Collected data entries:
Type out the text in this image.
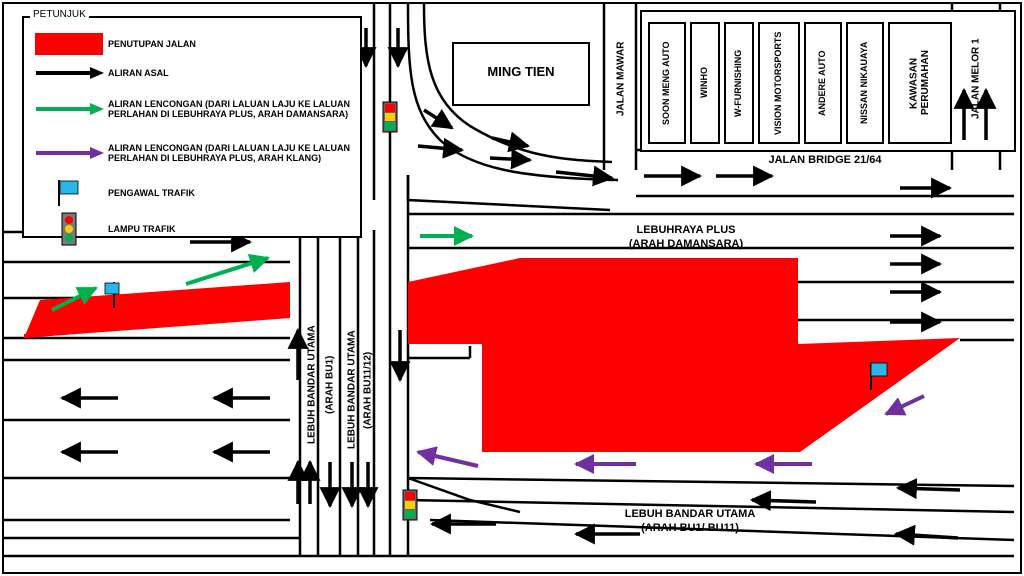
MING TIEN	SOON MENG AUTO	WINHO	W-FURNISHING	VISION MOTORSPORTS	ANDERE AUTO	NISSAN NIKAUAYA	KAWASAN PERUMAHAN
JALAN MAWAR	JALAN MELOR 1
JALAN BRIDGE 21/64
LEBUHRAYA PLUS
(ARAH DAMANSARA)
LEBUH BANDAR UTAMA (ARAH BU1) LEBUH BANDAR UTAMA (ARAH BU11/12)
LEBUH BANDAR UTAMA
(ARAH BU1/ BU11)
PETUNJUK
PENUTUPAN JALAN
ALIRAN ASAL
ALIRAN LENCONGAN (DARI LALUAN LAJU KE LALUAN PERLAHAN DI LEBUHRAYA PLUS, ARAH DAMANSARA)
ALIRAN LENCONGAN (DARI LALUAN LAJU KE LALUAN PERLAHAN DI LEBUHRAYA PLUS, ARAH KLANG)
PENGAWAL TRAFIK
LAMPU TRAFIK
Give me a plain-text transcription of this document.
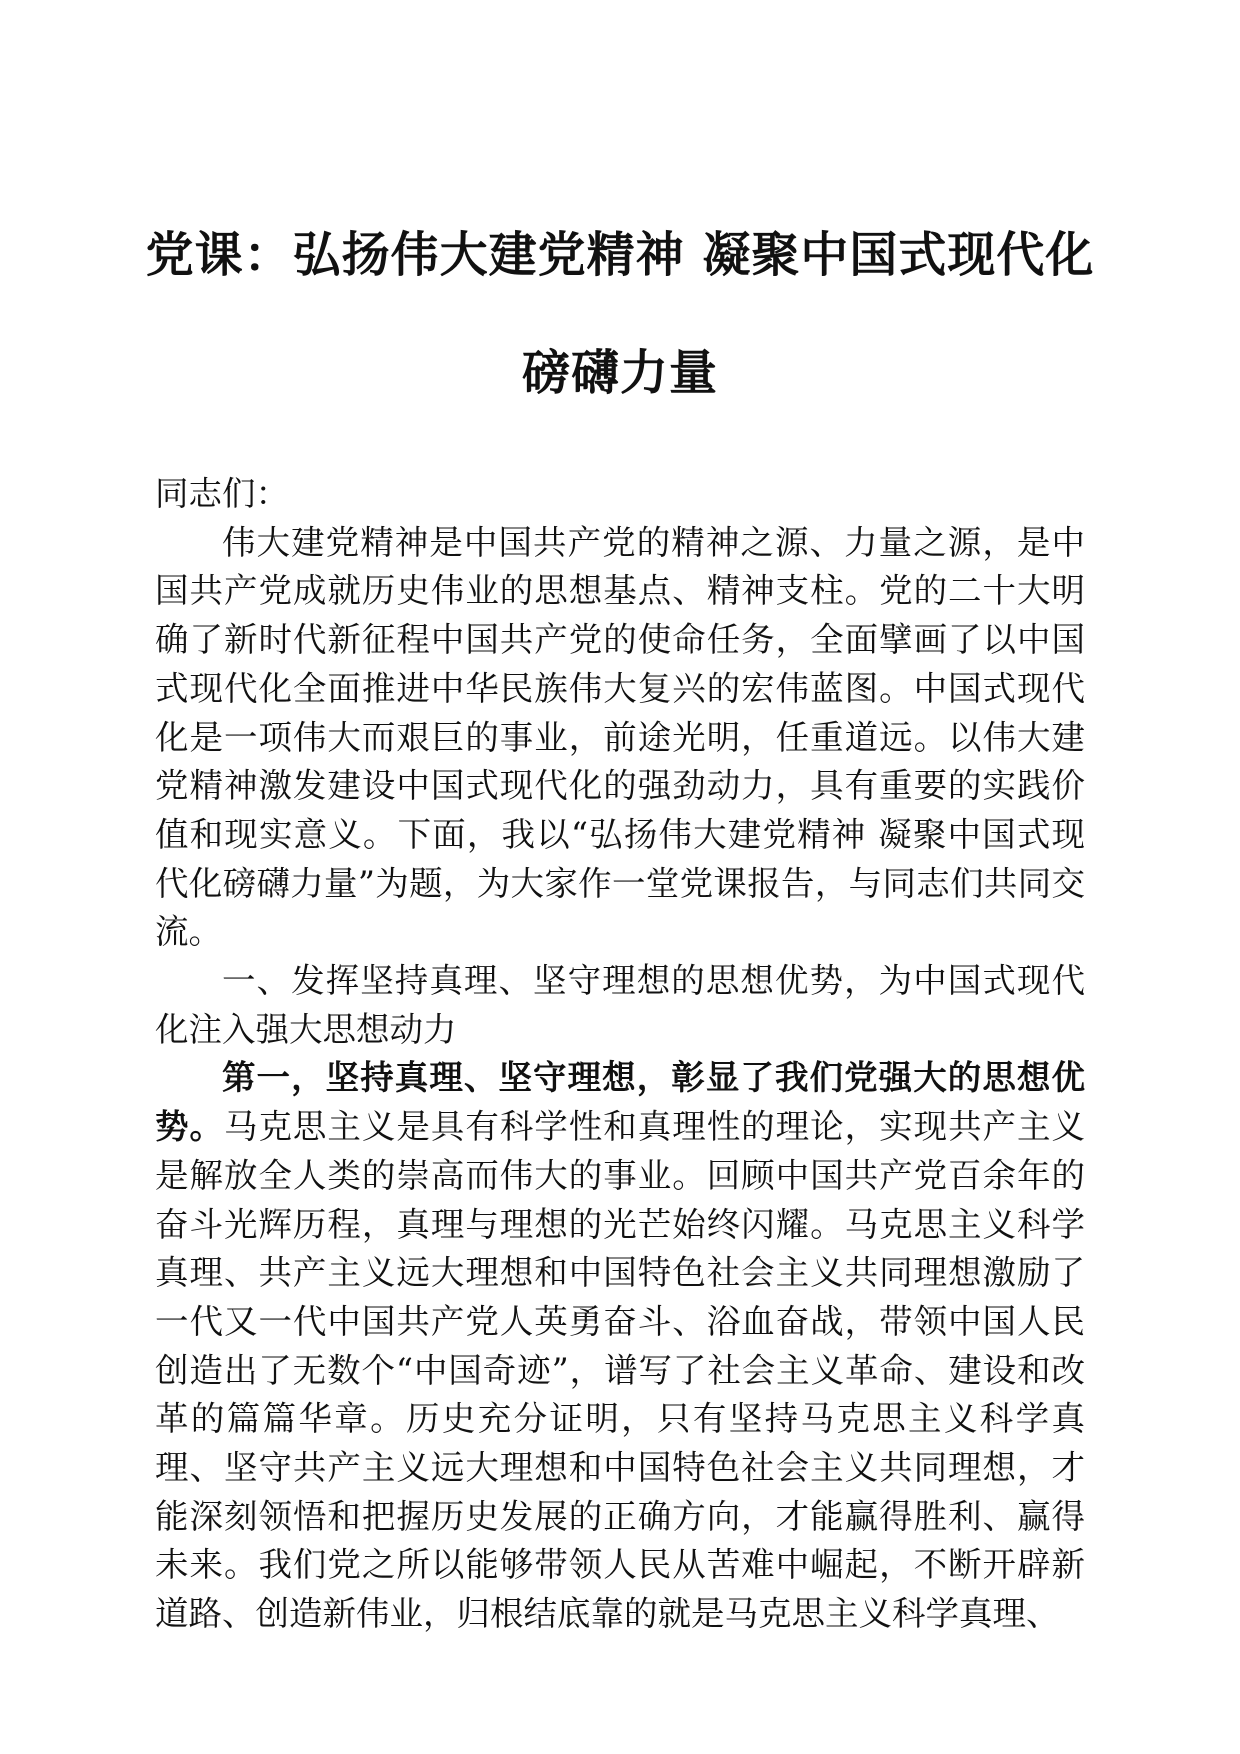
党课：弘扬伟大建党精神 凝聚中国式现代化
磅礴力量

同志们：

伟大建党精神是中国共产党的精神之源、力量之源，是中国共产党成就历史伟业的思想基点、精神支柱。党的二十大明确了新时代新征程中国共产党的使命任务，全面擘画了以中国式现代化全面推进中华民族伟大复兴的宏伟蓝图。中国式现代化是一项伟大而艰巨的事业，前途光明，任重道远。以伟大建党精神激发建设中国式现代化的强劲动力，具有重要的实践价值和现实意义。下面，我以“弘扬伟大建党精神 凝聚中国式现代化磅礴力量”为题，为大家作一堂党课报告，与同志们共同交流。

一、发挥坚持真理、坚守理想的思想优势，为中国式现代化注入强大思想动力

第一，坚持真理、坚守理想，彰显了我们党强大的思想优势。马克思主义是具有科学性和真理性的理论，实现共产主义是解放全人类的崇高而伟大的事业。回顾中国共产党百余年的奋斗光辉历程，真理与理想的光芒始终闪耀。马克思主义科学真理、共产主义远大理想和中国特色社会主义共同理想激励了一代又一代中国共产党人英勇奋斗、浴血奋战，带领中国人民创造出了无数个“中国奇迹”，谱写了社会主义革命、建设和改革的篇篇华章。历史充分证明，只有坚持马克思主义科学真理、坚守共产主义远大理想和中国特色社会主义共同理想，才能深刻领悟和把握历史发展的正确方向，才能赢得胜利、赢得未来。我们党之所以能够带领人民从苦难中崛起，不断开辟新道路、创造新伟业，归根结底靠的就是马克思主义科学真理、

▶ _WHAT IS REQUIRED_
From start to finish, output the listing exactly, but omit its pictures.

▶ _COMPLETE RESPONSE_
Type out the text in this image.
MING TIEN	SOON MENG AUTO	WINHO	W-FURNISHING	VISION MOTORSPORTS	ANDERE AUTO	NISSAN NIKAUAYA	KAWASAN PERUMAHAN
JALAN MAWAR	JALAN MELOR 1
JALAN BRIDGE 21/64
LEBUHRAYA PLUS
(ARAH DAMANSARA)
LEBUH BANDAR UTAMA (ARAH BU1) LEBUH BANDAR UTAMA (ARAH BU11/12)
LEBUH BANDAR UTAMA
(ARAH BU1/ BU11)
PETUNJUK
PENUTUPAN JALAN
ALIRAN ASAL
ALIRAN LENCONGAN (DARI LALUAN LAJU KE LALUAN PERLAHAN DI LEBUHRAYA PLUS, ARAH DAMANSARA)
ALIRAN LENCONGAN (DARI LALUAN LAJU KE LALUAN PERLAHAN DI LEBUHRAYA PLUS, ARAH KLANG)
PENGAWAL TRAFIK
LAMPU TRAFIK
Give me a plain-text transcription of this document.
党课：弘扬伟大建党精神 凝聚中国式现代化
磅礴力量

同志们：

伟大建党精神是中国共产党的精神之源、力量之源，是中国共产党成就历史伟业的思想基点、精神支柱。党的二十大明确了新时代新征程中国共产党的使命任务，全面擘画了以中国式现代化全面推进中华民族伟大复兴的宏伟蓝图。中国式现代化是一项伟大而艰巨的事业，前途光明，任重道远。以伟大建党精神激发建设中国式现代化的强劲动力，具有重要的实践价值和现实意义。下面，我以“弘扬伟大建党精神 凝聚中国式现代化磅礴力量”为题，为大家作一堂党课报告，与同志们共同交流。

一、发挥坚持真理、坚守理想的思想优势，为中国式现代化注入强大思想动力

第一，坚持真理、坚守理想，彰显了我们党强大的思想优势。马克思主义是具有科学性和真理性的理论，实现共产主义是解放全人类的崇高而伟大的事业。回顾中国共产党百余年的奋斗光辉历程，真理与理想的光芒始终闪耀。马克思主义科学真理、共产主义远大理想和中国特色社会主义共同理想激励了一代又一代中国共产党人英勇奋斗、浴血奋战，带领中国人民创造出了无数个“中国奇迹”，谱写了社会主义革命、建设和改革的篇篇华章。历史充分证明，只有坚持马克思主义科学真理、坚守共产主义远大理想和中国特色社会主义共同理想，才能深刻领悟和把握历史发展的正确方向，才能赢得胜利、赢得未来。我们党之所以能够带领人民从苦难中崛起，不断开辟新道路、创造新伟业，归根结底靠的就是马克思主义科学真理、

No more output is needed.